#### Material for the task

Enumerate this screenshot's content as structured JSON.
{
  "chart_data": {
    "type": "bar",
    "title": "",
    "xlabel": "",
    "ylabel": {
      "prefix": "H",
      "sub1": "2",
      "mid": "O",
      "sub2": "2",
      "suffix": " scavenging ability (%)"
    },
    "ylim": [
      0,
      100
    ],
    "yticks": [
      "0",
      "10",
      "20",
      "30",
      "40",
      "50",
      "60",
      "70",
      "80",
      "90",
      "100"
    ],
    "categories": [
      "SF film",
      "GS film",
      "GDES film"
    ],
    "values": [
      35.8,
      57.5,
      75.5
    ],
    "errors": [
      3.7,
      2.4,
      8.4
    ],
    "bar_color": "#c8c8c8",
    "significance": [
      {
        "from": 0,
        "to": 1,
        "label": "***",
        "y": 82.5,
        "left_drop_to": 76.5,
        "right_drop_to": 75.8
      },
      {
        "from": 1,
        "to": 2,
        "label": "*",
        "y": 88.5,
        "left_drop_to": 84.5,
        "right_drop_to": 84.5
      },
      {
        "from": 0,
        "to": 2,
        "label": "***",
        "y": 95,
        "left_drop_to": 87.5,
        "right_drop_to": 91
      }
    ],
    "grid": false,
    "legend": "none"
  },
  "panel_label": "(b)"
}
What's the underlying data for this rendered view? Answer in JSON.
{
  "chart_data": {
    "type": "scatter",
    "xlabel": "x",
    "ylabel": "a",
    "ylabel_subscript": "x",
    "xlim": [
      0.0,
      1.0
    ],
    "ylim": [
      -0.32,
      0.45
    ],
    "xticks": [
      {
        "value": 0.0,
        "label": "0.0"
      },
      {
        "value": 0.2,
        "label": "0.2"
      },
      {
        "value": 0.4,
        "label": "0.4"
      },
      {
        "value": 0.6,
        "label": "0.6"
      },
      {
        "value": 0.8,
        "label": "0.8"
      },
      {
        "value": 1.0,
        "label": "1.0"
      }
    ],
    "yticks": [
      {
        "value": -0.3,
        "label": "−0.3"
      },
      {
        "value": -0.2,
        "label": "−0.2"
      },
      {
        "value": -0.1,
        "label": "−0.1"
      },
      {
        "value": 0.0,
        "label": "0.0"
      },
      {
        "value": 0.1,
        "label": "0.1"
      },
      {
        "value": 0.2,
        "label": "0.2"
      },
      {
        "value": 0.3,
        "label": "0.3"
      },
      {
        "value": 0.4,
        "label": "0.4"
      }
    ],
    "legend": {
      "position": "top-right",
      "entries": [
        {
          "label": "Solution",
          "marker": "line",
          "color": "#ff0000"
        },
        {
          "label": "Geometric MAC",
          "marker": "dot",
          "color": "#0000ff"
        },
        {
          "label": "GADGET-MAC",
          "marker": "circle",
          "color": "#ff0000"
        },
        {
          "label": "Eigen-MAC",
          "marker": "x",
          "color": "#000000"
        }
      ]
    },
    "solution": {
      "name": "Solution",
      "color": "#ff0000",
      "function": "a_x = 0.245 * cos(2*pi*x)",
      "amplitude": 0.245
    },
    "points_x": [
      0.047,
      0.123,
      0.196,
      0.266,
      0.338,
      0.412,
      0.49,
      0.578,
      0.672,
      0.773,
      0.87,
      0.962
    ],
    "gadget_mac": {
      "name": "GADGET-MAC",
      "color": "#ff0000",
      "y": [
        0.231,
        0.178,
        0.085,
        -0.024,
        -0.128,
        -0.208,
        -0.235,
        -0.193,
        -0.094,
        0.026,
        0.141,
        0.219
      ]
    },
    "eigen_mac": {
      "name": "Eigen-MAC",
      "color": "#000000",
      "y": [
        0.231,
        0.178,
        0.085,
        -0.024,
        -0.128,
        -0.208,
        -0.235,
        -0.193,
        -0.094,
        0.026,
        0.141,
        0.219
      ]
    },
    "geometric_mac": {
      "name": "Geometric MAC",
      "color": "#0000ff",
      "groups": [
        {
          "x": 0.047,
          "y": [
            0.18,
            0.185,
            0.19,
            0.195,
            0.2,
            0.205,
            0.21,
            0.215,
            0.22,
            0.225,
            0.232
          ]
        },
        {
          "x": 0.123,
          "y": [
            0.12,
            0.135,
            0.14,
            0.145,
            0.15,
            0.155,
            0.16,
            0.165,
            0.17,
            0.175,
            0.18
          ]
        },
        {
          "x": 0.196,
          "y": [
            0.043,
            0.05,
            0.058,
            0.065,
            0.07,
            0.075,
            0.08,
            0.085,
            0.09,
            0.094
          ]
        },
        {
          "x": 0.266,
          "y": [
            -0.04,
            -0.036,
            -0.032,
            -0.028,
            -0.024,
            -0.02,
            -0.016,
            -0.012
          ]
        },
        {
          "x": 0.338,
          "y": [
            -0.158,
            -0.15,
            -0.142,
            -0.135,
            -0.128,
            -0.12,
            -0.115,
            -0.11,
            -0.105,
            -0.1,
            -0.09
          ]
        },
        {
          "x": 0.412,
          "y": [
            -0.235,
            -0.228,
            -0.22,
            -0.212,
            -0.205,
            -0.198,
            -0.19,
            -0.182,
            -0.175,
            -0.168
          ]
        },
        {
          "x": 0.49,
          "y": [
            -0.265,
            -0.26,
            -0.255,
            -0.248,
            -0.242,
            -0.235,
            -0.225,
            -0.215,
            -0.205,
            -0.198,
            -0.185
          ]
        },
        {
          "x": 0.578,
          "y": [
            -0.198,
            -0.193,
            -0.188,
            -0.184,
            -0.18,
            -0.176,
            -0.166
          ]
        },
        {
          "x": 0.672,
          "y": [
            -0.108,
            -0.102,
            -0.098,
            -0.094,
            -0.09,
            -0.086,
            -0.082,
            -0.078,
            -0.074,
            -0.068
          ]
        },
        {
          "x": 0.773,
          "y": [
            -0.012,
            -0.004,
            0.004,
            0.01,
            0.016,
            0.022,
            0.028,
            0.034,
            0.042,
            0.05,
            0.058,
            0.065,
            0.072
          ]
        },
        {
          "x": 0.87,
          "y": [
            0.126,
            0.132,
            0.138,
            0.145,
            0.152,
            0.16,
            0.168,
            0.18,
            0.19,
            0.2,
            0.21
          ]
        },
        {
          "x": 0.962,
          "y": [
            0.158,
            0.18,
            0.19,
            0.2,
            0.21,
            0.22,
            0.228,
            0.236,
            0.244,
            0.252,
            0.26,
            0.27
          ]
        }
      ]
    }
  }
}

#### Short problem
Filter for "this". Return all lines that hold it.

#### Completed exercise
Enumerate this screenshot's content as structured JSON.
What's the underlying data for this rendered view? Answer in JSON.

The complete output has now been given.